Consigne 1 — Recopiez à l'identique les lignes des enregistrements, de celle qui contient « svg-text:jsheh: jsheh [701,537,759,565] » jusqu'à la dernière ligne des enregistrements, les deux bornes comprises.

Texte fourni —
________________________

Le projet Global Race
Description du projet
Le projet Global Race porte sur les reconfigurations du racisme et du concept de race depuis 1945 dans le contexte du développement des politiques antidiscriminatoires. Il entend examiner les différentes théories et stratégies pratiques à l’égard de la référence à la race et à l’ethnicité dans le champ scientifique, les politiques étatiques et les mouvements sociaux. Pluridisciplinaire par ses objets, le projet mobilise la démographie, la sociologie, l’histoire, la science politique, la philosophie et le droit. Les terrains d’investigation empirique porteront, outre les organes internationaux et régionaux de défense des droits fondamentaux, sur trois aires régionales présentant des profils contrastés du point de vue de la relation au référentiel racial : Amérique du Nord, Amérique latine et Europe.

________________________

(Enregistrements issus d'une collecte de données)
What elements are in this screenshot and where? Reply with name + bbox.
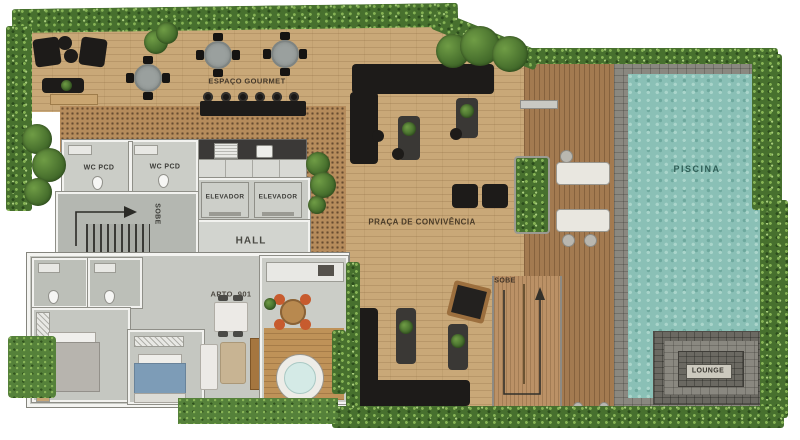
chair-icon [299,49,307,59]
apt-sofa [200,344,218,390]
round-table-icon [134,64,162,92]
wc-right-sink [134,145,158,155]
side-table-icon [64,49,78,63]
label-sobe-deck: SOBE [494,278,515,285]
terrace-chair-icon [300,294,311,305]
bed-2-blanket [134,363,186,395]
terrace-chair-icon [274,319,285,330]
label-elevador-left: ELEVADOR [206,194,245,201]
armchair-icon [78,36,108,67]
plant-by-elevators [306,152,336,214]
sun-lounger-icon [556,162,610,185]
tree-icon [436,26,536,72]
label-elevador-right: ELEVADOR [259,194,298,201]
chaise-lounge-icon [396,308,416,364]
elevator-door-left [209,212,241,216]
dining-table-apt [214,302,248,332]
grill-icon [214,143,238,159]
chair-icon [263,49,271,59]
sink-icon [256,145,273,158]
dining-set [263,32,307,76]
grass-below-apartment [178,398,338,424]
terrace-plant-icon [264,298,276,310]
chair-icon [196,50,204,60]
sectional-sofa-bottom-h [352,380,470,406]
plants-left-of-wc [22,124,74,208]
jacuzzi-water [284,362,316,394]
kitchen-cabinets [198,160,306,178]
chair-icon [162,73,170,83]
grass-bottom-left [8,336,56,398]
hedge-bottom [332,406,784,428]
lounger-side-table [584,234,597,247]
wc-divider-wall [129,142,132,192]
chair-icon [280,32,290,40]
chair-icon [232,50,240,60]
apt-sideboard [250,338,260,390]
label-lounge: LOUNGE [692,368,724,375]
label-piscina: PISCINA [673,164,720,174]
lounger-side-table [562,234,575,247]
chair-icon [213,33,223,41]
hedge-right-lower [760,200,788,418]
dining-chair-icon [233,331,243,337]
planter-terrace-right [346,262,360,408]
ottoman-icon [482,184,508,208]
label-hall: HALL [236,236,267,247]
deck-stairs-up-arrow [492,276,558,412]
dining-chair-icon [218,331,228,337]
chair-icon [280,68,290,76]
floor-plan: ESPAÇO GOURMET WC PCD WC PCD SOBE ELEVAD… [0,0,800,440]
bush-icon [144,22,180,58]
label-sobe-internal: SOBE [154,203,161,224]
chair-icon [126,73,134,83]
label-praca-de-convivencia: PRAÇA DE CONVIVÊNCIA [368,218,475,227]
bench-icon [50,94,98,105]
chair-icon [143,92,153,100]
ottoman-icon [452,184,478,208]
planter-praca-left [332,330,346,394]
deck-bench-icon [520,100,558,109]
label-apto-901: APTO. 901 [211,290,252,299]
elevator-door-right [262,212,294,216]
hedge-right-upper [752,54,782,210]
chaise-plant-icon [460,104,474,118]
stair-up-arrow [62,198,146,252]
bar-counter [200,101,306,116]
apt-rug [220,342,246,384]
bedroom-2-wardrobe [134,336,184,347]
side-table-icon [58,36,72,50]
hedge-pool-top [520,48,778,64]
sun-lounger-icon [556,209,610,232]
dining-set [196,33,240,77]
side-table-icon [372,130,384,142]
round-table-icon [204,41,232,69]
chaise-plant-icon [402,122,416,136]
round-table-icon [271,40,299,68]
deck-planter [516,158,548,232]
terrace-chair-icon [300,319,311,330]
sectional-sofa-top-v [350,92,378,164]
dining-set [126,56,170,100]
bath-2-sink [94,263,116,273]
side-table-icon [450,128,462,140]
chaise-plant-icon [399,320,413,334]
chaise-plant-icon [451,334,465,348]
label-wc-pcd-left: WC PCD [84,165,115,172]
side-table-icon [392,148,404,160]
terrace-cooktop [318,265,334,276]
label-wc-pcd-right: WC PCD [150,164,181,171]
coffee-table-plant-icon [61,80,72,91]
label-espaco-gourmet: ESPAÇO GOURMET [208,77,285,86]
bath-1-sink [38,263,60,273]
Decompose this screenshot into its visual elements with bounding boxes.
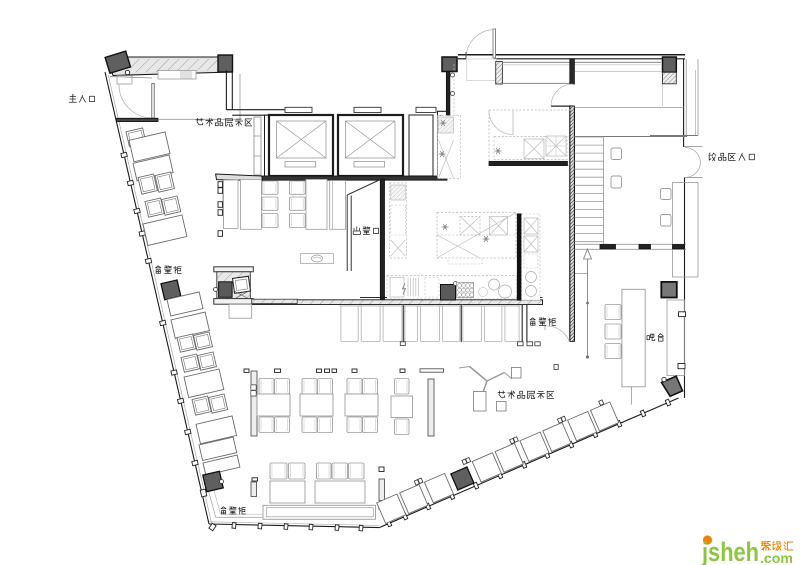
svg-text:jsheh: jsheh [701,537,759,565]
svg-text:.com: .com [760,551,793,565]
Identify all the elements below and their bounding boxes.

________________________

Consigne 2 — Dressez la liste de toutes les disciplines que le projet Global Race mobilise d'après le texte fourni.

Solution 1 —
svg-text:jsheh: jsheh [701,537,759,565]
svg-text:.com: .com [760,551,793,565]
Identify all the elements below and their bounding boxes.

Solution 2 —
- la démographie
- la sociologie
- l'histoire
- la science politique
- la philosophie
- le droit